If you’re looking for a vegetarian pasta dish – you’re in the right place! This butternut squash and roasted garlic pasta topped with crispy mushrooms is one of my most popular recipes. Find the recipe below, and enjoy xx!

Prep Time:10 minutes
Cook Time:1 hour
Yields: 4

Ingredients

  • 1 box pasta of choice (I used Paccheri)
  • 3 cups butternut squash, cubed
  • 2 garlic bulbs
  • 2 cups mushrooms, sliced
  • 3 tbsp olive oil
  • 1 cup parmesan cheese, freshly grated
  • 1/3 cup cooking cream
  • 1 cup water
  • salt & pepper

Instructions

  • Preheat oven to 425F degrees. Line the baking sheet with parchment paper. Bring a large pot of salted water to a boil. 2. Slice the tops off of the garlic bulbs and add to tin foil. Drizzle 1 tbsp olive oil over & salt. Wrap in tin foil and place on a baking sheet with butternut squash, mushrooms and fresh rosemary. Top veggies with olive oil, salt & pepper. Add to oven for 35-40 minutes. At the 25-minute mark, check on veggies and if the mushrooms are cooked. Remove and set aside in a bowl with rosemary.

▶ **EXERCISE SET**:
A. What oven temperature does the butternut squash pasta recipe say to preheat to?
B. Continue the butternut squash pasta recipe, starting right after its final sentence.

▶ **STORED ROWS**:

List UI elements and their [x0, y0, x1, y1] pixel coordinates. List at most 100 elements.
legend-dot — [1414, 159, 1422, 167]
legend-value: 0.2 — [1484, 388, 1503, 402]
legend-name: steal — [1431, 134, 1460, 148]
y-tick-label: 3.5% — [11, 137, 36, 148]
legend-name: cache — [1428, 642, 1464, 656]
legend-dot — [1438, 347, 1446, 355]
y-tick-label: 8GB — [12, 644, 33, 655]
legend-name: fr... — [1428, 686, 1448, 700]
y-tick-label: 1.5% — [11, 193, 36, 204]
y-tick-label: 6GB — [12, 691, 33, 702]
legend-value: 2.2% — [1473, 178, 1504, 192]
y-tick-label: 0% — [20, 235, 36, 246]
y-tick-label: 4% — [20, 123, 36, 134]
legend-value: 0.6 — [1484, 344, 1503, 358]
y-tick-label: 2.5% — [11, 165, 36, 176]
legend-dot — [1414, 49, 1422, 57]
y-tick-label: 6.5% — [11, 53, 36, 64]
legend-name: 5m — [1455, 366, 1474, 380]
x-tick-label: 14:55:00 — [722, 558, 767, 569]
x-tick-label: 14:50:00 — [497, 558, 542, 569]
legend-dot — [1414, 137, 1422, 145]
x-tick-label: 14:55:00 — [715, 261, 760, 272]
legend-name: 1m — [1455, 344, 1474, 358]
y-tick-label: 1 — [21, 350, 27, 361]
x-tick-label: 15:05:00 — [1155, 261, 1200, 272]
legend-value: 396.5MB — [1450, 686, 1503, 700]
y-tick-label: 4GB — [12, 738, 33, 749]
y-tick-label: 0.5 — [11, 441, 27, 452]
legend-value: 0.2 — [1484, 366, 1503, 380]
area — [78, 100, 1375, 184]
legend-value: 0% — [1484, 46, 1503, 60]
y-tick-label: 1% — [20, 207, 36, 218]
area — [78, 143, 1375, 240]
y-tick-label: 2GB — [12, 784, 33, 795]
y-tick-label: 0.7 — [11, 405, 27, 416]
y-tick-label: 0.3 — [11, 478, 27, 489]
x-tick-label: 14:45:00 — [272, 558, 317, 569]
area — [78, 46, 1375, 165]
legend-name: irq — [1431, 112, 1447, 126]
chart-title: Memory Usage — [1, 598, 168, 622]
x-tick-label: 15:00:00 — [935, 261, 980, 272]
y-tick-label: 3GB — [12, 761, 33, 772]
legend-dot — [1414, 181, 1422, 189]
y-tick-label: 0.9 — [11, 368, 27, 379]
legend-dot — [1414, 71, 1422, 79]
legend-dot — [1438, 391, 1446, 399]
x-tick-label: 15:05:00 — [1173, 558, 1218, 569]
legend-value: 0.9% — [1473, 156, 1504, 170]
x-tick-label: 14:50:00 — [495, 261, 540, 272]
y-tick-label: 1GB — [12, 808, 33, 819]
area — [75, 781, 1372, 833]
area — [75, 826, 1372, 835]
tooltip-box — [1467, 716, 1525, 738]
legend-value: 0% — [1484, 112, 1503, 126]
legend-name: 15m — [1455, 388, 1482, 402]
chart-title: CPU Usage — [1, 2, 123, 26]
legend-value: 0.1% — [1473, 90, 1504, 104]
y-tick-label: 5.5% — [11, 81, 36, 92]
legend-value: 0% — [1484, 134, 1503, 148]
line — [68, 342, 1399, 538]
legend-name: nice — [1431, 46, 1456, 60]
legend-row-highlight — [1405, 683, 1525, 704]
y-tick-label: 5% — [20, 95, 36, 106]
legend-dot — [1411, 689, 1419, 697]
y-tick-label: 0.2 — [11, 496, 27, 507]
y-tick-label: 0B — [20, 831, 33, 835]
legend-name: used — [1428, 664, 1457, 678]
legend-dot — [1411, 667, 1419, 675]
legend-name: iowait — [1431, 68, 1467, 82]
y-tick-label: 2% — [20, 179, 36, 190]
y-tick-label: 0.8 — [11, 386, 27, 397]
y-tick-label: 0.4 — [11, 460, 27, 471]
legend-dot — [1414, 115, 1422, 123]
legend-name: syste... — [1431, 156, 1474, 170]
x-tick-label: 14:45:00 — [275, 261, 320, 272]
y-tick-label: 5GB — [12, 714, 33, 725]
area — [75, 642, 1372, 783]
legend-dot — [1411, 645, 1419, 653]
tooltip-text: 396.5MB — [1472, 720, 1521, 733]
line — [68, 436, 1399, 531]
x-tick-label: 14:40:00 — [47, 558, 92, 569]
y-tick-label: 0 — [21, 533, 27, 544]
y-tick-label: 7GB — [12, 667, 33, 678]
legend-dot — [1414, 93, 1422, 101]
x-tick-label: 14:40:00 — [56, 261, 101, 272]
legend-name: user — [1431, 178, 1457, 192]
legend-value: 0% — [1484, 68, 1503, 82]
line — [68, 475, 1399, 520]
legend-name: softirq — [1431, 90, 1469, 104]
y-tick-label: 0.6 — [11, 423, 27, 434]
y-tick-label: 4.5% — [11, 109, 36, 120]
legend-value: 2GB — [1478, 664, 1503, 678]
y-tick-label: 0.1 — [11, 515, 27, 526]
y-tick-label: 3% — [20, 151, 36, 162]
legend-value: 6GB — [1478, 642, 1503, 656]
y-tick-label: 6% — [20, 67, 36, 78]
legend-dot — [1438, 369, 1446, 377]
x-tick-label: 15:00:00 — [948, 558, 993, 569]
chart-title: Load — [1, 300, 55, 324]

▶ **OUTPUTS FOR THE TASKS**:
A. 425F degrees

B.
  • Cook pasta according to box instructions and reserve 1 cup of pasta water. Set it aside in a bowl.
  • After veggies are roasted, add butternut squash, garlic, onion and rosemary to a blender with 1/2 (mushrooms do NOT go into the blender) of the reserved pasta water and cream and salt & pepper. Blend until smooth.
  • Strain pasta and leave in pot. Add sauce over the pasta and mix together with pasta water and Parmesan cheese. Plate pasta once evenly coated and divide mushrooms up accordingly per plate. Top with black pepper and Parmesan cheese. Serve immediately and enjoy! 

TIPS & NOTES

Don’t feel like pasta? Ditch the noodles and turn the sauce into a delicious soup! All you have to do is add in more water until the mixture is the consistency that you like. After, heat it up over the stovetop; finish with heavy cream and black pepper. Serve with a toasted baguette, and enjoy!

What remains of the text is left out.